Items from a figure collection:
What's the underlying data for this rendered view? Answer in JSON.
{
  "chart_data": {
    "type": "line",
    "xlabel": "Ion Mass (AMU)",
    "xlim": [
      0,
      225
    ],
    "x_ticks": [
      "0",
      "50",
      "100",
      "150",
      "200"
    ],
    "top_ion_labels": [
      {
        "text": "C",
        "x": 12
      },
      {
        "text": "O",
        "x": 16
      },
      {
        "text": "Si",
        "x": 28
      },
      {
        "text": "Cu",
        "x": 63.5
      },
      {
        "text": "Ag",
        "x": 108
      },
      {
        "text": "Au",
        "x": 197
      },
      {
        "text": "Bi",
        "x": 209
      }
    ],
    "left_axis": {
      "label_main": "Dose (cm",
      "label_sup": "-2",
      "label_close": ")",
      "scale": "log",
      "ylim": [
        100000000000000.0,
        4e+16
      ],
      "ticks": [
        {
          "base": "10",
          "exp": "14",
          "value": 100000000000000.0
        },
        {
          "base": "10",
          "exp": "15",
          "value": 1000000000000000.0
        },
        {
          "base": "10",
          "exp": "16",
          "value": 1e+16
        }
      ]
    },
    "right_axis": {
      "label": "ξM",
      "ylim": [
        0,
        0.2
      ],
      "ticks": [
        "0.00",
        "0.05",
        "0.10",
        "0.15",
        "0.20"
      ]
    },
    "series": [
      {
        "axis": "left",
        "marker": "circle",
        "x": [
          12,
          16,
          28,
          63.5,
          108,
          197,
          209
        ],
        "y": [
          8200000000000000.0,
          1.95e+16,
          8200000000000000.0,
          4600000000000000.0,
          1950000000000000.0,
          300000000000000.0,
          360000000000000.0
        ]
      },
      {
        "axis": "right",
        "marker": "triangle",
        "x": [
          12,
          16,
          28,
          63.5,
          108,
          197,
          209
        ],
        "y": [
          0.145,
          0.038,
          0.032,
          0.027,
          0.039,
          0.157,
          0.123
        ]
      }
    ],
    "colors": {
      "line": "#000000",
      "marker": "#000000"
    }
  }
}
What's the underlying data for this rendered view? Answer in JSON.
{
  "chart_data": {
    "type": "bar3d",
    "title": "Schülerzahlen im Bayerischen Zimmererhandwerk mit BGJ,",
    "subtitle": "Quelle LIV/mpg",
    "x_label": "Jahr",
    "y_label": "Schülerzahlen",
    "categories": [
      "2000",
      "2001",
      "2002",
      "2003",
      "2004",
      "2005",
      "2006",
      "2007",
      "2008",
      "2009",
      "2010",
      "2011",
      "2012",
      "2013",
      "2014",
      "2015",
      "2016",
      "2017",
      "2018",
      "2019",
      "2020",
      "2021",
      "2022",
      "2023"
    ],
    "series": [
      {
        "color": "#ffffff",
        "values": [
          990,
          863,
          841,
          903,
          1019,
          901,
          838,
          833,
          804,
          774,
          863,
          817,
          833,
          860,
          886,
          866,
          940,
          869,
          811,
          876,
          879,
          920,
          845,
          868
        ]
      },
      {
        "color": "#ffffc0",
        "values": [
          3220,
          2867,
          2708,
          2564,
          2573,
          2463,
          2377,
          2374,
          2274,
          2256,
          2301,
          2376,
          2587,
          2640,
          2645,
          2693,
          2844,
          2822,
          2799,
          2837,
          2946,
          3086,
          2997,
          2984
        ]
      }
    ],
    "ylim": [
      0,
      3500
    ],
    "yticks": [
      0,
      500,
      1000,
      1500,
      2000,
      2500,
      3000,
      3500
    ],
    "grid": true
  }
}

Your task ▸ Repeat all the entries word for word.

Exercise result ▸
What's the underlying data for this rendered view? Answer in JSON.
{
  "chart_data": {
    "type": "line",
    "xlabel": "Ion Mass (AMU)",
    "xlim": [
      0,
      225
    ],
    "x_ticks": [
      "0",
      "50",
      "100",
      "150",
      "200"
    ],
    "top_ion_labels": [
      {
        "text": "C",
        "x": 12
      },
      {
        "text": "O",
        "x": 16
      },
      {
        "text": "Si",
        "x": 28
      },
      {
        "text": "Cu",
        "x": 63.5
      },
      {
        "text": "Ag",
        "x": 108
      },
      {
        "text": "Au",
        "x": 197
      },
      {
        "text": "Bi",
        "x": 209
      }
    ],
    "left_axis": {
      "label_main": "Dose (cm",
      "label_sup": "-2",
      "label_close": ")",
      "scale": "log",
      "ylim": [
        100000000000000.0,
        4e+16
      ],
      "ticks": [
        {
          "base": "10",
          "exp": "14",
          "value": 100000000000000.0
        },
        {
          "base": "10",
          "exp": "15",
          "value": 1000000000000000.0
        },
        {
          "base": "10",
          "exp": "16",
          "value": 1e+16
        }
      ]
    },
    "right_axis": {
      "label": "ξM",
      "ylim": [
        0,
        0.2
      ],
      "ticks": [
        "0.00",
        "0.05",
        "0.10",
        "0.15",
        "0.20"
      ]
    },
    "series": [
      {
        "axis": "left",
        "marker": "circle",
        "x": [
          12,
          16,
          28,
          63.5,
          108,
          197,
          209
        ],
        "y": [
          8200000000000000.0,
          1.95e+16,
          8200000000000000.0,
          4600000000000000.0,
          1950000000000000.0,
          300000000000000.0,
          360000000000000.0
        ]
      },
      {
        "axis": "right",
        "marker": "triangle",
        "x": [
          12,
          16,
          28,
          63.5,
          108,
          197,
          209
        ],
        "y": [
          0.145,
          0.038,
          0.032,
          0.027,
          0.039,
          0.157,
          0.123
        ]
      }
    ],
    "colors": {
      "line": "#000000",
      "marker": "#000000"
    }
  }
}
What's the underlying data for this rendered view? Answer in JSON.
{
  "chart_data": {
    "type": "bar3d",
    "title": "Schülerzahlen im Bayerischen Zimmererhandwerk mit BGJ,",
    "subtitle": "Quelle LIV/mpg",
    "x_label": "Jahr",
    "y_label": "Schülerzahlen",
    "categories": [
      "2000",
      "2001",
      "2002",
      "2003",
      "2004",
      "2005",
      "2006",
      "2007",
      "2008",
      "2009",
      "2010",
      "2011",
      "2012",
      "2013",
      "2014",
      "2015",
      "2016",
      "2017",
      "2018",
      "2019",
      "2020",
      "2021",
      "2022",
      "2023"
    ],
    "series": [
      {
        "color": "#ffffff",
        "values": [
          990,
          863,
          841,
          903,
          1019,
          901,
          838,
          833,
          804,
          774,
          863,
          817,
          833,
          860,
          886,
          866,
          940,
          869,
          811,
          876,
          879,
          920,
          845,
          868
        ]
      },
      {
        "color": "#ffffc0",
        "values": [
          3220,
          2867,
          2708,
          2564,
          2573,
          2463,
          2377,
          2374,
          2274,
          2256,
          2301,
          2376,
          2587,
          2640,
          2645,
          2693,
          2844,
          2822,
          2799,
          2837,
          2946,
          3086,
          2997,
          2984
        ]
      }
    ],
    "ylim": [
      0,
      3500
    ],
    "yticks": [
      0,
      500,
      1000,
      1500,
      2000,
      2500,
      3000,
      3500
    ],
    "grid": true
  }
}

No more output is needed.